>>>

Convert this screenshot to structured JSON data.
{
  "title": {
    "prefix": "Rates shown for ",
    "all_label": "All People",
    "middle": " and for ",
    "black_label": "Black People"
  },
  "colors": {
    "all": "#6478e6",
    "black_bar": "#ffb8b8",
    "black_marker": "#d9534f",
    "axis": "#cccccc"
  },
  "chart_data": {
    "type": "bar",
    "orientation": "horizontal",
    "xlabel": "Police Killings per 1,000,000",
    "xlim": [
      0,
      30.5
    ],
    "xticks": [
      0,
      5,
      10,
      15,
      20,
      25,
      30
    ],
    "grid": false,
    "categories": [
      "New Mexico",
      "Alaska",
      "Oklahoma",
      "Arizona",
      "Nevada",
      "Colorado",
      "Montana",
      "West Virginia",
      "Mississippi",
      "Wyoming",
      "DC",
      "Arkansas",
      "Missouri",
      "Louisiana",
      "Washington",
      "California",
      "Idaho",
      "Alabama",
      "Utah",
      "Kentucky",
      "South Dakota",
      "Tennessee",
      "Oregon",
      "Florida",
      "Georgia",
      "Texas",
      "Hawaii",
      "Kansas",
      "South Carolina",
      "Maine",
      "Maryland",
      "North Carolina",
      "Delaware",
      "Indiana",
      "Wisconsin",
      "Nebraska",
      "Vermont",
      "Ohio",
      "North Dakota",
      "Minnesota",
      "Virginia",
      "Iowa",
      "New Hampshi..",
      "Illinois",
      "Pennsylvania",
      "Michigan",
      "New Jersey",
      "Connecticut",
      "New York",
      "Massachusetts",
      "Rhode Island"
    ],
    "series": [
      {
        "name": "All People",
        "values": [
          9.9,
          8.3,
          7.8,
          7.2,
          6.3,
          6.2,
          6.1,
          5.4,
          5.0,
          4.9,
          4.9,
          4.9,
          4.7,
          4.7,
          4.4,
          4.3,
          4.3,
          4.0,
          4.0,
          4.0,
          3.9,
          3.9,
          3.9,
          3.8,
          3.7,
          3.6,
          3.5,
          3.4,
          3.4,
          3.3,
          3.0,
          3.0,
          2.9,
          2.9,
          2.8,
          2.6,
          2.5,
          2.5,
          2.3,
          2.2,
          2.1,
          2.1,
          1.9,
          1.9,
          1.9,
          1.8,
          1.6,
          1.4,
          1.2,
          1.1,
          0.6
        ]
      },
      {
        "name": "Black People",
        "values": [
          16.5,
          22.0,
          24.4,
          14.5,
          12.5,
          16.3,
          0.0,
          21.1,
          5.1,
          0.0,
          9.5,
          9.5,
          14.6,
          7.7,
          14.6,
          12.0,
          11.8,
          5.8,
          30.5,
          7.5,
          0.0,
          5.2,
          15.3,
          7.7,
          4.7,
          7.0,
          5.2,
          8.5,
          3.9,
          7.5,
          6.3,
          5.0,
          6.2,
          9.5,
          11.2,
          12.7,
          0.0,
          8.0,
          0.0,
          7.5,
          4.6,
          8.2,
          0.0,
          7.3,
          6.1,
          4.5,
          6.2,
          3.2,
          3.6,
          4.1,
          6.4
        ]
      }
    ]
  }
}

<<<

#### Given problem:
Make an exact copy of all the data.

#### The completed task:
Convert this screenshot to structured JSON data.
{
  "title": {
    "prefix": "Rates shown for ",
    "all_label": "All People",
    "middle": " and for ",
    "black_label": "Black People"
  },
  "colors": {
    "all": "#6478e6",
    "black_bar": "#ffb8b8",
    "black_marker": "#d9534f",
    "axis": "#cccccc"
  },
  "chart_data": {
    "type": "bar",
    "orientation": "horizontal",
    "xlabel": "Police Killings per 1,000,000",
    "xlim": [
      0,
      30.5
    ],
    "xticks": [
      0,
      5,
      10,
      15,
      20,
      25,
      30
    ],
    "grid": false,
    "categories": [
      "New Mexico",
      "Alaska",
      "Oklahoma",
      "Arizona",
      "Nevada",
      "Colorado",
      "Montana",
      "West Virginia",
      "Mississippi",
      "Wyoming",
      "DC",
      "Arkansas",
      "Missouri",
      "Louisiana",
      "Washington",
      "California",
      "Idaho",
      "Alabama",
      "Utah",
      "Kentucky",
      "South Dakota",
      "Tennessee",
      "Oregon",
      "Florida",
      "Georgia",
      "Texas",
      "Hawaii",
      "Kansas",
      "South Carolina",
      "Maine",
      "Maryland",
      "North Carolina",
      "Delaware",
      "Indiana",
      "Wisconsin",
      "Nebraska",
      "Vermont",
      "Ohio",
      "North Dakota",
      "Minnesota",
      "Virginia",
      "Iowa",
      "New Hampshi..",
      "Illinois",
      "Pennsylvania",
      "Michigan",
      "New Jersey",
      "Connecticut",
      "New York",
      "Massachusetts",
      "Rhode Island"
    ],
    "series": [
      {
        "name": "All People",
        "values": [
          9.9,
          8.3,
          7.8,
          7.2,
          6.3,
          6.2,
          6.1,
          5.4,
          5.0,
          4.9,
          4.9,
          4.9,
          4.7,
          4.7,
          4.4,
          4.3,
          4.3,
          4.0,
          4.0,
          4.0,
          3.9,
          3.9,
          3.9,
          3.8,
          3.7,
          3.6,
          3.5,
          3.4,
          3.4,
          3.3,
          3.0,
          3.0,
          2.9,
          2.9,
          2.8,
          2.6,
          2.5,
          2.5,
          2.3,
          2.2,
          2.1,
          2.1,
          1.9,
          1.9,
          1.9,
          1.8,
          1.6,
          1.4,
          1.2,
          1.1,
          0.6
        ]
      },
      {
        "name": "Black People",
        "values": [
          16.5,
          22.0,
          24.4,
          14.5,
          12.5,
          16.3,
          0.0,
          21.1,
          5.1,
          0.0,
          9.5,
          9.5,
          14.6,
          7.7,
          14.6,
          12.0,
          11.8,
          5.8,
          30.5,
          7.5,
          0.0,
          5.2,
          15.3,
          7.7,
          4.7,
          7.0,
          5.2,
          8.5,
          3.9,
          7.5,
          6.3,
          5.0,
          6.2,
          9.5,
          11.2,
          12.7,
          0.0,
          8.0,
          0.0,
          7.5,
          4.6,
          8.2,
          0.0,
          7.3,
          6.1,
          4.5,
          6.2,
          3.2,
          3.6,
          4.1,
          6.4
        ]
      }
    ]
  }
}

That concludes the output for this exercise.